## Set problem
Wherever a line holds the string "активность", copy that line.

[Data for processing start]

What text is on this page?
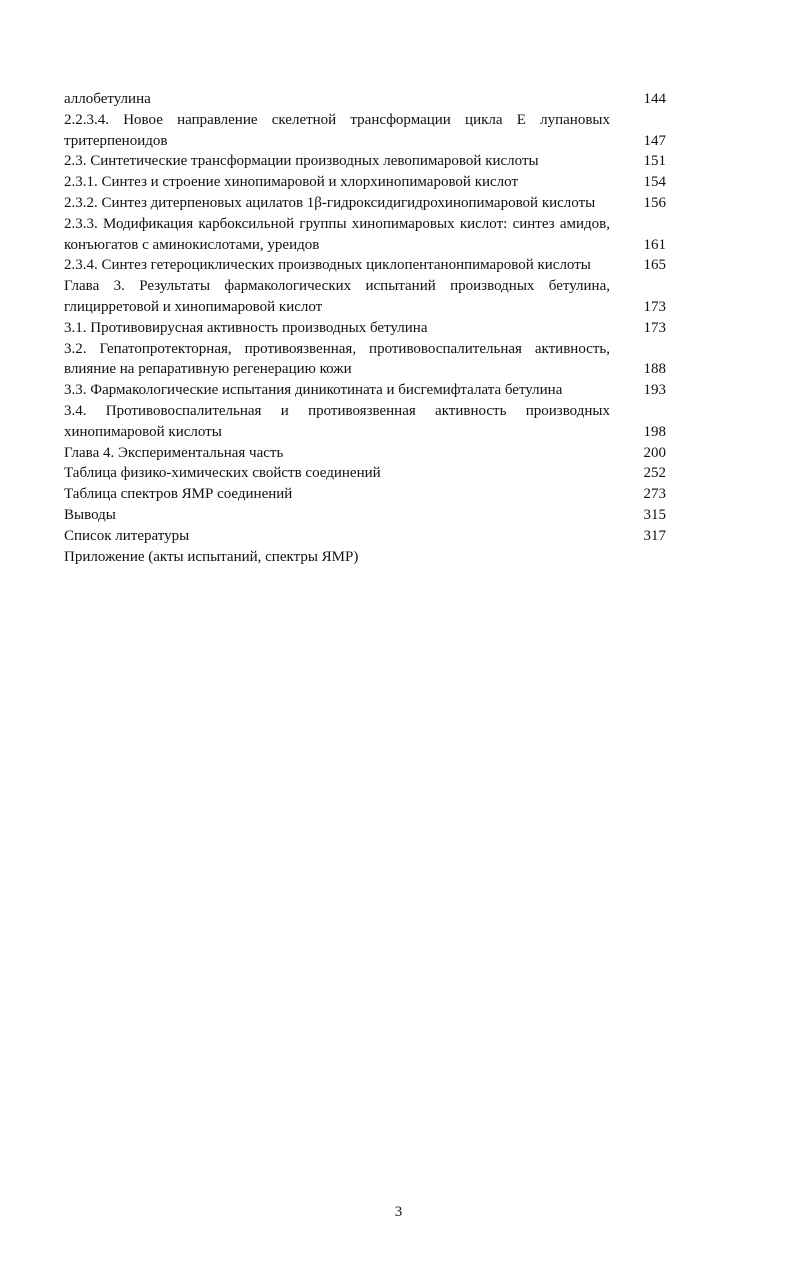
аллобетулина	144
2.2.3.4. Новое направление скелетной трансформации цикла Е лупановых тритерпеноидов	147
2.3. Синтетические трансформации производных левопимаровой кислоты	151
2.3.1. Синтез и строение хинопимаровой и хлорхинопимаровой кислот	154
2.3.2. Синтез дитерпеновых ацилатов 1β-гидроксидигидрохинопимаровой кислоты	156
2.3.3. Модификация карбоксильной группы хинопимаровых кислот: синтез амидов, конъюгатов с аминокислотами, уреидов	161
2.3.4. Синтез гетероциклических производных циклопентанонпимаровой кислоты	165
Глава 3. Результаты фармакологических испытаний производных бетулина, глицирретовой и хинопимаровой кислот	173
3.1. Противовирусная активность производных бетулина	173
3.2. Гепатопротекторная, противоязвенная, противовоспалительная активность, влияние на репаративную регенерацию кожи	188
3.3. Фармакологические испытания диникотината и бисгемифталата бетулина	193
3.4. Противовоспалительная и противоязвенная активность производных хинопимаровой кислоты	198
Глава 4. Экспериментальная часть	200
Таблица физико-химических свойств соединений	252
Таблица спектров ЯМР соединений	273
Выводы	315
Список литературы	317
Приложение (акты испытаний, спектры ЯМР)
3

[Data for processing end]

## In response
3.1. Противовирусная активность производных бетулина	173
3.2. Гепатопротекторная, противоязвенная, противовоспалительная активность, влияние на репаративную регенерацию кожи	188
3.4. Противовоспалительная и противоязвенная активность производных хинопимаровой кислоты	198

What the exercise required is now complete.